▸ **Your task**: Pick up the iotoolz project description below and continue it after its final line.

Consistent io iterface to read and write from/to both local and different remote resources (e.g. http, s3)

These details have not been verified by PyPI

Project links

Project description

iotoolz

iotoolz is an improvement over e2fyi-utils and is inspired partly by toolz. iotoolz is a lib to help provide a consistent dev-x for interacting with any IO resources. It provides an abstract class iotoolz.AbcStream which mimics python's native open very closely (with some additional parameters and methods such as save).

API documentation can be found at https://iotoolz.readthedocs.io/en/latest/.

Change logs are available in CHANGELOG.md.

Python 3.6 and above

Licensed under Apache-2.0.

Quickstart

# install the default packages only (most lite-weight)
pip install iotoolz

iotoolz.streams

The helper object iotoolz.streams.stream_factory is a default singleton of iotoolz.streams.Streams provided to support most of the common use cases.

iotoolz.streams.as_stream is a util method provided by the singleton helper to create a stream object. This method accepts the same arguments as python's open method with the following additional parameters:

data: optional str or bytes that will be passed into the stream
fileobj: optional file-like object which will be copied into the stream
content_type: optional mime type information to describe the stream (e.g. application/json)
inmem_size: determines how much memory to allocate to the stream before rolling over to local file system. Defaults to no limits (may result in MemoryError).
schema_kwargs: optional mapping of schemas to their default kwargs.

from iotoolz.streams import as_stream

default_schema_kwargs = {
    "https": {"verify": False}  # pass to requests - i.e. don't verify ssl
}

# this will return a stream that reads from the site
http_google = as_stream(
    "https://google.com",
    mode="r",
    schema_kwargs=default_schema_kwargs
)

html = http_google.read()
content_type = http_google.content_type
encoding = http_google.encoding

# this will write to the https endpoint using the POST method (default is PUT)
with as_stream("https://foo/bar", mode="wb", use_post=True) as stream:
    stream.write(b"hello world")

[Records drawn from a collection]
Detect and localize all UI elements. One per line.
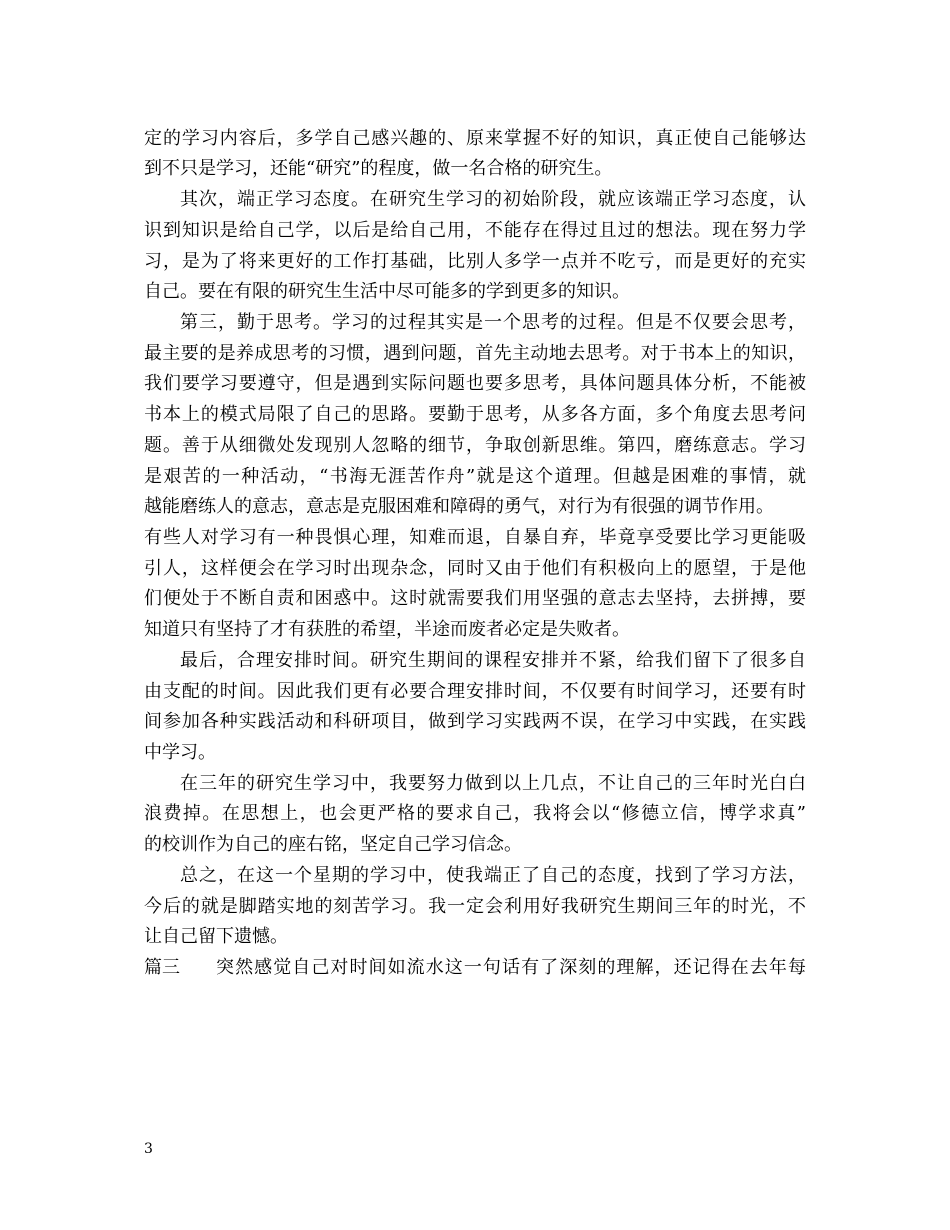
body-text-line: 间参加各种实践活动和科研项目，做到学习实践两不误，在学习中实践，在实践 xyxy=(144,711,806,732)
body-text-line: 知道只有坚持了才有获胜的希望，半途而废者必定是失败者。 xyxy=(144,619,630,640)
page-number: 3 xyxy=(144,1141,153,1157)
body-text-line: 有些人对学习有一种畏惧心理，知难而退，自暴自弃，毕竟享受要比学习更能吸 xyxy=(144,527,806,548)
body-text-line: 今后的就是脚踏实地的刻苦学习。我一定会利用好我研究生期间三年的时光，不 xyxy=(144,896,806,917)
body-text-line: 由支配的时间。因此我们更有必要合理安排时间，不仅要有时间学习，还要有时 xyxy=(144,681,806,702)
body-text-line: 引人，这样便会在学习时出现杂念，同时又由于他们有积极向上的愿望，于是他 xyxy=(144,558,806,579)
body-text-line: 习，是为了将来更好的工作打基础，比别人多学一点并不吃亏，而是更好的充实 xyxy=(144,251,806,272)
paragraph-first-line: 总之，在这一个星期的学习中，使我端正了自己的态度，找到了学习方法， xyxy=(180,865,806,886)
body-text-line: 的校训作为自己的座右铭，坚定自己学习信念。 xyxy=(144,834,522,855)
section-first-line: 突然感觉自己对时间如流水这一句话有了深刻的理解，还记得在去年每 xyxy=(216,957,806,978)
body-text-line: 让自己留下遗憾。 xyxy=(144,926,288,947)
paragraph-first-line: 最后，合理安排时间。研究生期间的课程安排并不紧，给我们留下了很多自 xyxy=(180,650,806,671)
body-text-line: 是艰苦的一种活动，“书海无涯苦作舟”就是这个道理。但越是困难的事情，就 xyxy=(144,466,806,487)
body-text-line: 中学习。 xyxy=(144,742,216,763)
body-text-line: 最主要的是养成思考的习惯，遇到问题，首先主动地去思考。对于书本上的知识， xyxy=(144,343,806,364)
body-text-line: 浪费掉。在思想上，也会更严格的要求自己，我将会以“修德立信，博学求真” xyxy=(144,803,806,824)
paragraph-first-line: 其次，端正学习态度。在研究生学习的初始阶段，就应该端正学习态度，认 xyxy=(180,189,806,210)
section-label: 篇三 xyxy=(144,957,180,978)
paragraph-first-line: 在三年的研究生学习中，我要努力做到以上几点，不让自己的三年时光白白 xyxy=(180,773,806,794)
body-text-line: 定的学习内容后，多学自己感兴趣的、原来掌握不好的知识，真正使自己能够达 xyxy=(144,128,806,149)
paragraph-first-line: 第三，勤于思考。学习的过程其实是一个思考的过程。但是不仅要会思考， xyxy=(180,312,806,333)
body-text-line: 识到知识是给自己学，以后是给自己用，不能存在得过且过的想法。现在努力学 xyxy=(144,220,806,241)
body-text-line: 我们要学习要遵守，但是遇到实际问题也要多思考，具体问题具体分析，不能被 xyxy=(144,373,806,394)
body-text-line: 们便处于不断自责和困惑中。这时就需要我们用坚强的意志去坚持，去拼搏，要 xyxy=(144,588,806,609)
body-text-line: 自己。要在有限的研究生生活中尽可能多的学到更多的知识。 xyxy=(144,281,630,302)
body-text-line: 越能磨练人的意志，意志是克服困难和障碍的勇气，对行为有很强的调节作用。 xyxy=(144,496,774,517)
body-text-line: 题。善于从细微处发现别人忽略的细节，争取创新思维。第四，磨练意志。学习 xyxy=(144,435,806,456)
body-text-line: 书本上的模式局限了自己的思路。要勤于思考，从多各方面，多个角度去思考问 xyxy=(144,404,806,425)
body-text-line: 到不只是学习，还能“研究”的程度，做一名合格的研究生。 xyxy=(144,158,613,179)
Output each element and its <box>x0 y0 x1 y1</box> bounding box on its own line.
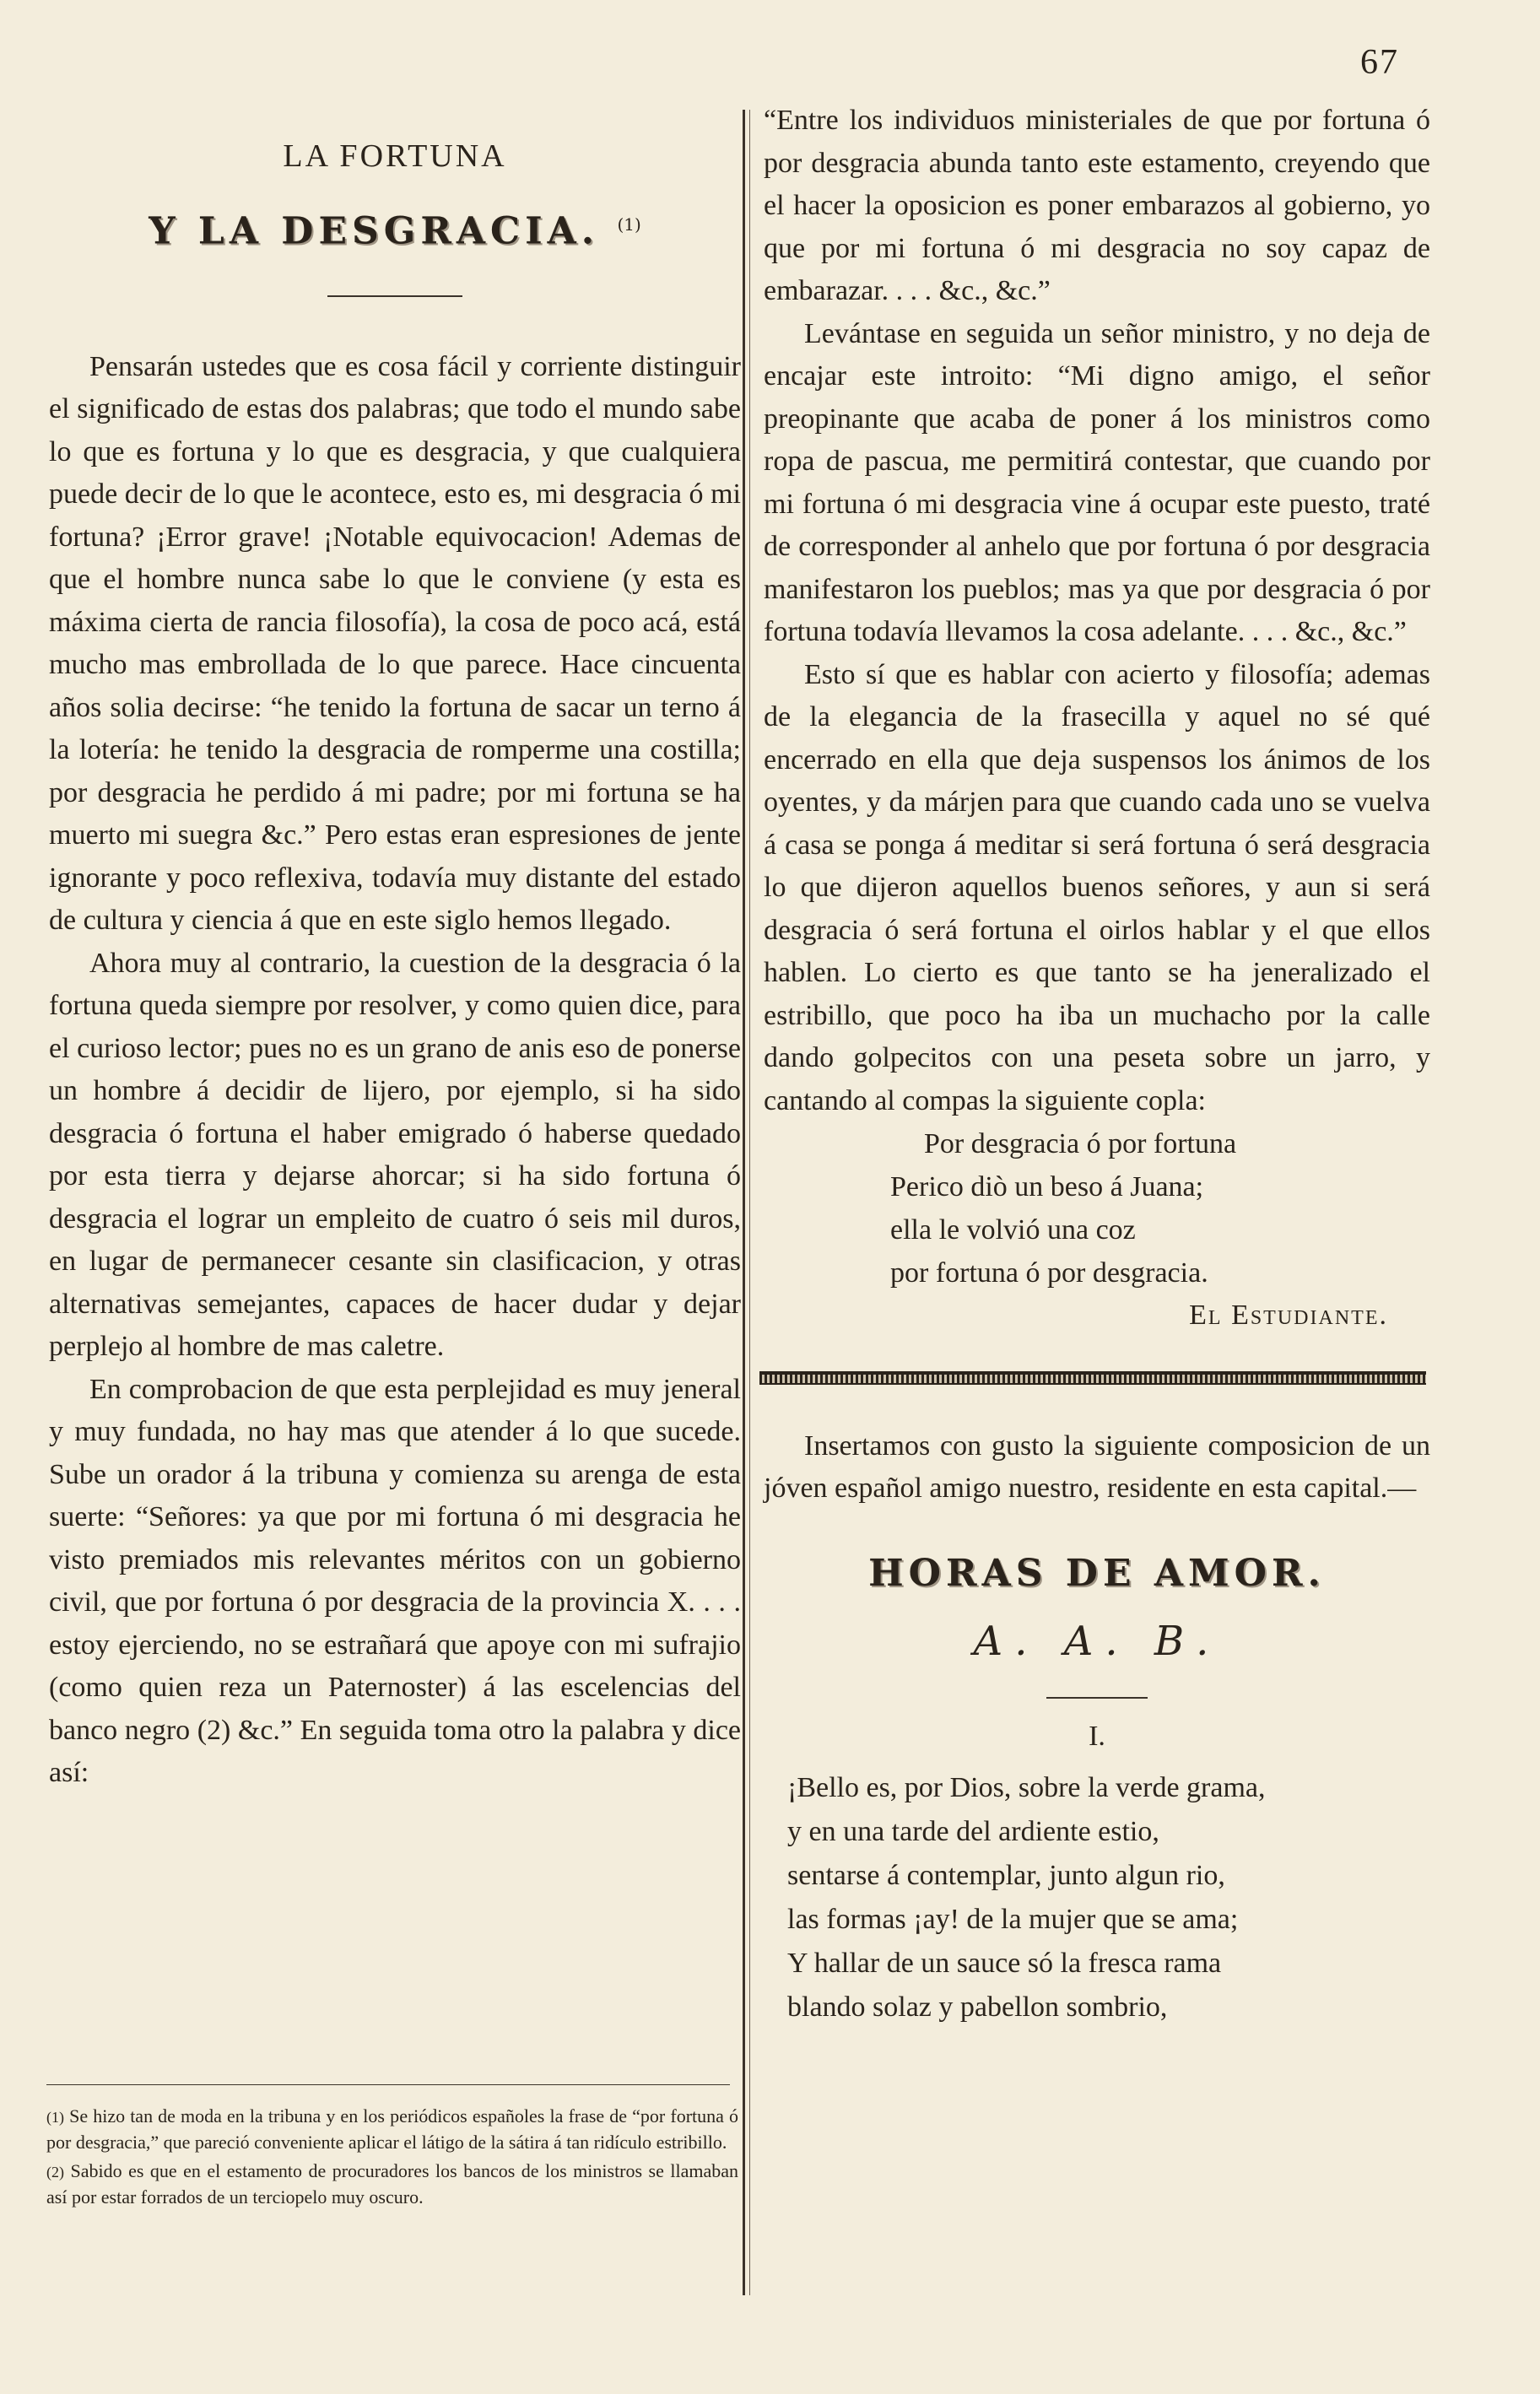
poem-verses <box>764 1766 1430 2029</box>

▸ **Result**:
# this will write to a local path
# save will write the current content to the local file
foo_txt = as_stream(
    "path/to/foo.txt",
    mode="w",
    content_type="text/plain",
    encoding="utf-8",
    data="foo bar",
).save()

# go to the end of the buffer
foo_txt.seek(0, whence=2)
# append more data
foo_txt.write("\nnext line")
# save and close the data
foo_txt.close()

Pipe streams

pipe is method to push data to a sink (similar to NodeJS stream except it has no watermark or buffering).

from  iotoolz.streams import as_stream

local_file = as_stream("path/to/google.html", content_type="text/html", mode="w")
temp_file = as_stream("tmp://google.html", content_type="text/html", mode="wb")

# when source is closed, all sinks will be closed also
with as_stream("https://google.com") as source:
    # writes to a temp file then to a local file in sequence
    source.pipe(temp_file).pipe(local_file)


local_file2 = as_stream("path/to/google1.html", content_type="text/html", mode="w")
local_file3 = as_stream("path/to/google2.html", content_type="text/html", mode="w")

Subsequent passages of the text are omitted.